▶ [Set task] Every record that follows must be duplicated exactly, with images left out.

▶ [Records excerpted from a collection]
- - -

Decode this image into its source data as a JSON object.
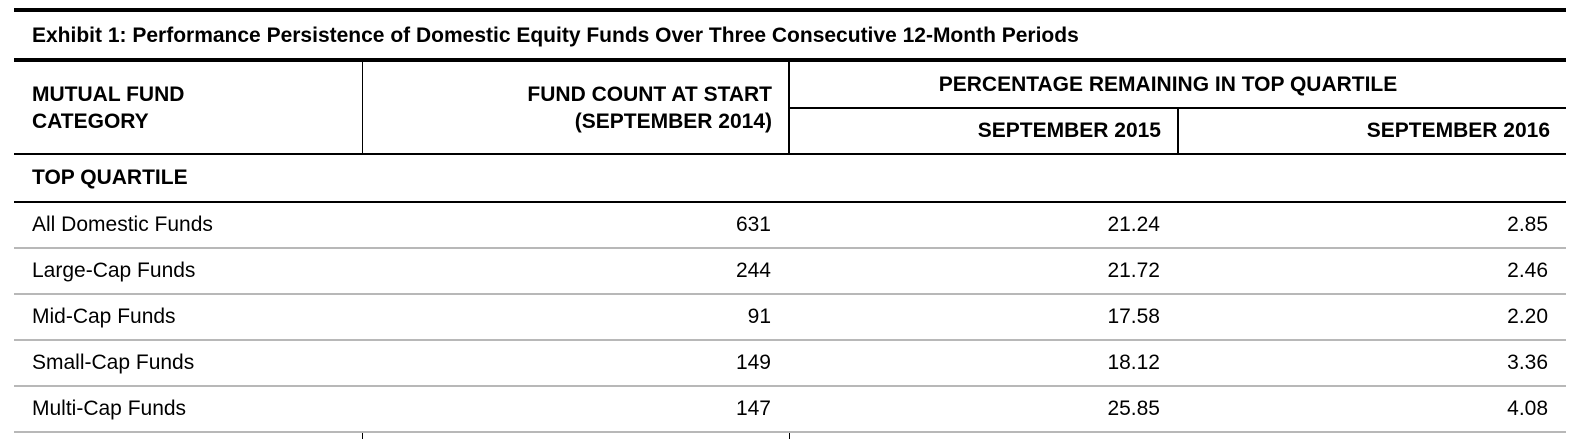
{
  "title": "Exhibit 1: Performance Persistence of Domestic Equity Funds Over Three Consecutive 12-Month Periods",
  "headers": {
    "category_line1": "MUTUAL FUND",
    "category_line2": "CATEGORY",
    "count_line1": "FUND COUNT AT START",
    "count_line2": "(SEPTEMBER 2014)",
    "group": "PERCENTAGE REMAINING IN TOP QUARTILE",
    "period1": "SEPTEMBER 2015",
    "period2": "SEPTEMBER 2016"
  },
  "section": "TOP QUARTILE",
  "rows": [
    {
      "category": "All Domestic Funds",
      "count": "631",
      "sep2015": "21.24",
      "sep2016": "2.85"
    },
    {
      "category": "Large-Cap Funds",
      "count": "244",
      "sep2015": "21.72",
      "sep2016": "2.46"
    },
    {
      "category": "Mid-Cap Funds",
      "count": "91",
      "sep2015": "17.58",
      "sep2016": "2.20"
    },
    {
      "category": "Small-Cap Funds",
      "count": "149",
      "sep2015": "18.12",
      "sep2016": "3.36"
    },
    {
      "category": "Multi-Cap Funds",
      "count": "147",
      "sep2015": "25.85",
      "sep2016": "4.08"
    }
  ]
}
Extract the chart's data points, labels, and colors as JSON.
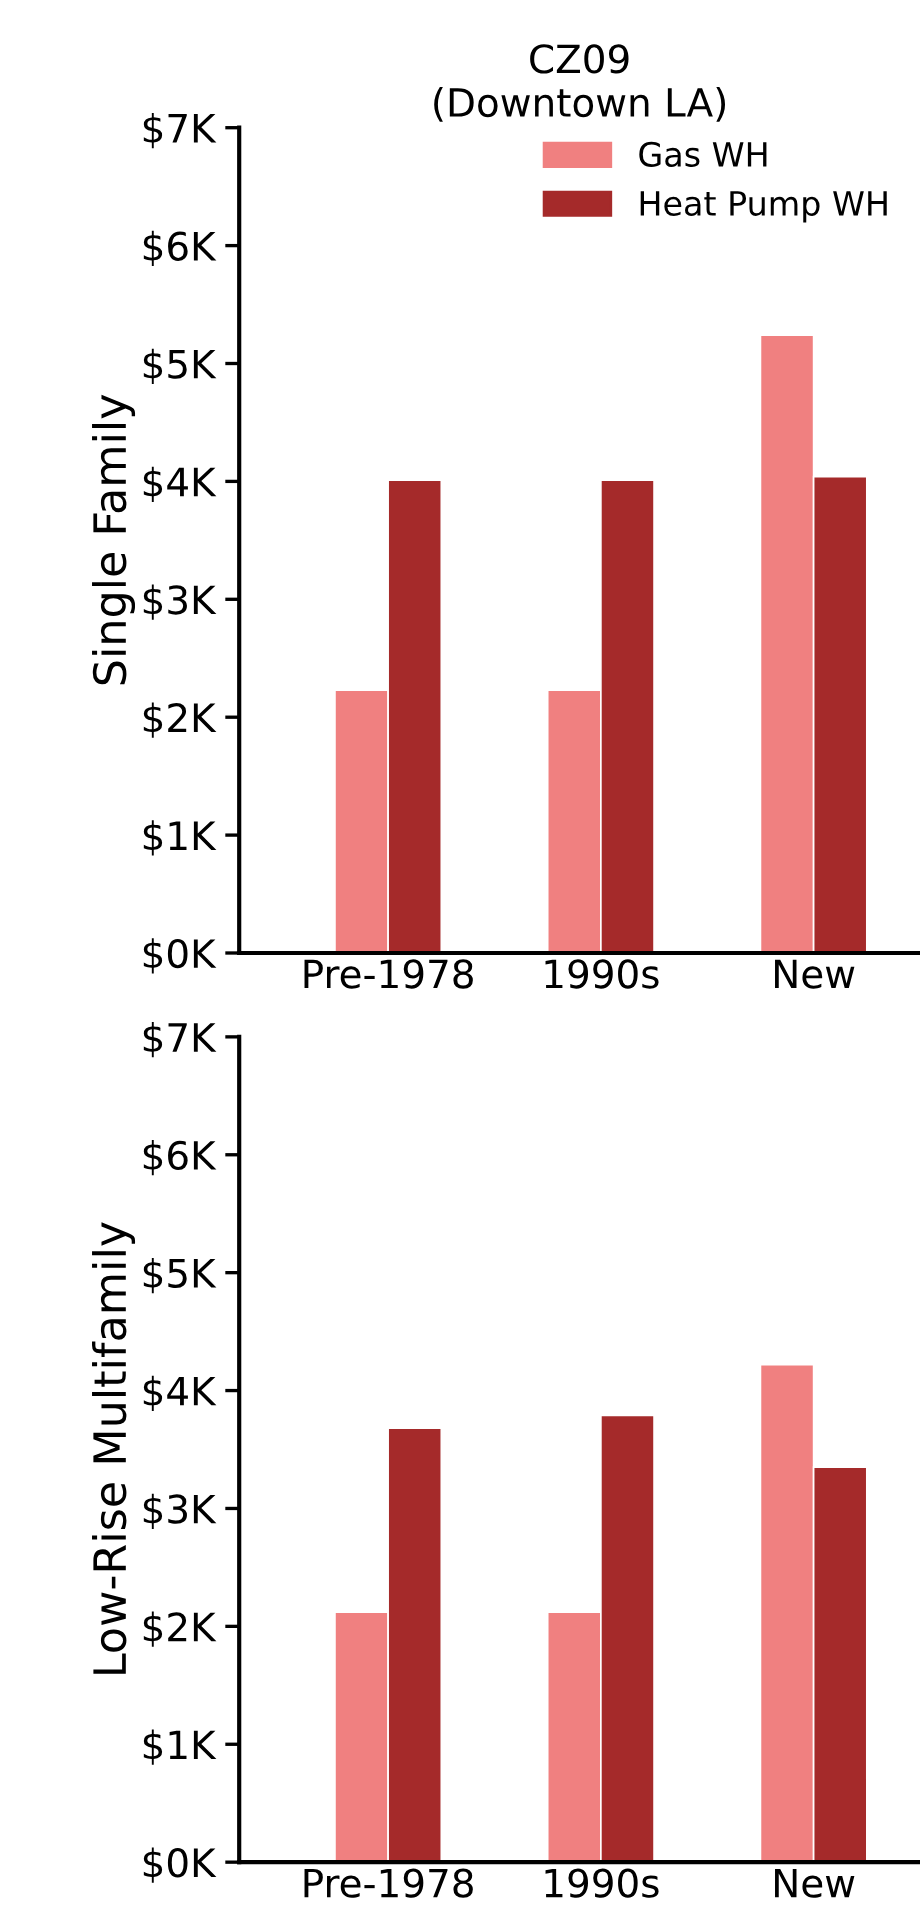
{
  "chart_data": [
    {
      "type": "bar",
      "title": "CZ09\n(Downtown LA)",
      "ylabel": "Single Family",
      "categories": [
        "Pre-1978",
        "1990s",
        "New"
      ],
      "series": [
        {
          "name": "Gas WH",
          "color": "#f08080",
          "values": [
            2.23,
            2.23,
            5.24
          ]
        },
        {
          "name": "Heat Pump WH",
          "color": "#a52a2a",
          "values": [
            4.01,
            4.01,
            4.04
          ]
        }
      ],
      "ylim": [
        0,
        7
      ],
      "yticks": [
        {
          "value": 0,
          "label": "$0K"
        },
        {
          "value": 1,
          "label": "$1K"
        },
        {
          "value": 2,
          "label": "$2K"
        },
        {
          "value": 3,
          "label": "$3K"
        },
        {
          "value": 4,
          "label": "$4K"
        },
        {
          "value": 5,
          "label": "$5K"
        },
        {
          "value": 6,
          "label": "$6K"
        },
        {
          "value": 7,
          "label": "$7K"
        }
      ],
      "legend": "top right",
      "grid": false
    },
    {
      "type": "bar",
      "ylabel": "Low-Rise Multifamily",
      "categories": [
        "Pre-1978",
        "1990s",
        "New"
      ],
      "series": [
        {
          "color": "#f08080",
          "values": [
            2.12,
            2.12,
            4.22
          ]
        },
        {
          "color": "#a52a2a",
          "values": [
            3.68,
            3.79,
            3.35
          ]
        }
      ],
      "ylim": [
        0,
        7
      ],
      "yticks": [
        {
          "value": 0,
          "label": "$0K"
        },
        {
          "value": 1,
          "label": "$1K"
        },
        {
          "value": 2,
          "label": "$2K"
        },
        {
          "value": 3,
          "label": "$3K"
        },
        {
          "value": 4,
          "label": "$4K"
        },
        {
          "value": 5,
          "label": "$5K"
        },
        {
          "value": 6,
          "label": "$6K"
        },
        {
          "value": 7,
          "label": "$7K"
        }
      ],
      "grid": false
    }
  ]
}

- - -

▶ [Task answer]
Decode this image into its source data as a JSON object.
{
  "title": "Exhibit 1: Performance Persistence of Domestic Equity Funds Over Three Consecutive 12-Month Periods",
  "headers": {
    "category_line1": "MUTUAL FUND",
    "category_line2": "CATEGORY",
    "count_line1": "FUND COUNT AT START",
    "count_line2": "(SEPTEMBER 2014)",
    "group": "PERCENTAGE REMAINING IN TOP QUARTILE",
    "period1": "SEPTEMBER 2015",
    "period2": "SEPTEMBER 2016"
  },
  "section": "TOP QUARTILE",
  "rows": [
    {
      "category": "All Domestic Funds",
      "count": "631",
      "sep2015": "21.24",
      "sep2016": "2.85"
    },
    {
      "category": "Large-Cap Funds",
      "count": "244",
      "sep2015": "21.72",
      "sep2016": "2.46"
    },
    {
      "category": "Mid-Cap Funds",
      "count": "91",
      "sep2015": "17.58",
      "sep2016": "2.20"
    },
    {
      "category": "Small-Cap Funds",
      "count": "149",
      "sep2015": "18.12",
      "sep2016": "3.36"
    },
    {
      "category": "Multi-Cap Funds",
      "count": "147",
      "sep2015": "25.85",
      "sep2016": "4.08"
    }
  ]
}
Extract the chart's data points, labels, and colors as JSON.
{
  "chart_data": [
    {
      "type": "bar",
      "title": "CZ09\n(Downtown LA)",
      "ylabel": "Single Family",
      "categories": [
        "Pre-1978",
        "1990s",
        "New"
      ],
      "series": [
        {
          "name": "Gas WH",
          "color": "#f08080",
          "values": [
            2.23,
            2.23,
            5.24
          ]
        },
        {
          "name": "Heat Pump WH",
          "color": "#a52a2a",
          "values": [
            4.01,
            4.01,
            4.04
          ]
        }
      ],
      "ylim": [
        0,
        7
      ],
      "yticks": [
        {
          "value": 0,
          "label": "$0K"
        },
        {
          "value": 1,
          "label": "$1K"
        },
        {
          "value": 2,
          "label": "$2K"
        },
        {
          "value": 3,
          "label": "$3K"
        },
        {
          "value": 4,
          "label": "$4K"
        },
        {
          "value": 5,
          "label": "$5K"
        },
        {
          "value": 6,
          "label": "$6K"
        },
        {
          "value": 7,
          "label": "$7K"
        }
      ],
      "legend": "top right",
      "grid": false
    },
    {
      "type": "bar",
      "ylabel": "Low-Rise Multifamily",
      "categories": [
        "Pre-1978",
        "1990s",
        "New"
      ],
      "series": [
        {
          "color": "#f08080",
          "values": [
            2.12,
            2.12,
            4.22
          ]
        },
        {
          "color": "#a52a2a",
          "values": [
            3.68,
            3.79,
            3.35
          ]
        }
      ],
      "ylim": [
        0,
        7
      ],
      "yticks": [
        {
          "value": 0,
          "label": "$0K"
        },
        {
          "value": 1,
          "label": "$1K"
        },
        {
          "value": 2,
          "label": "$2K"
        },
        {
          "value": 3,
          "label": "$3K"
        },
        {
          "value": 4,
          "label": "$4K"
        },
        {
          "value": 5,
          "label": "$5K"
        },
        {
          "value": 6,
          "label": "$6K"
        },
        {
          "value": 7,
          "label": "$7K"
        }
      ],
      "grid": false
    }
  ]
}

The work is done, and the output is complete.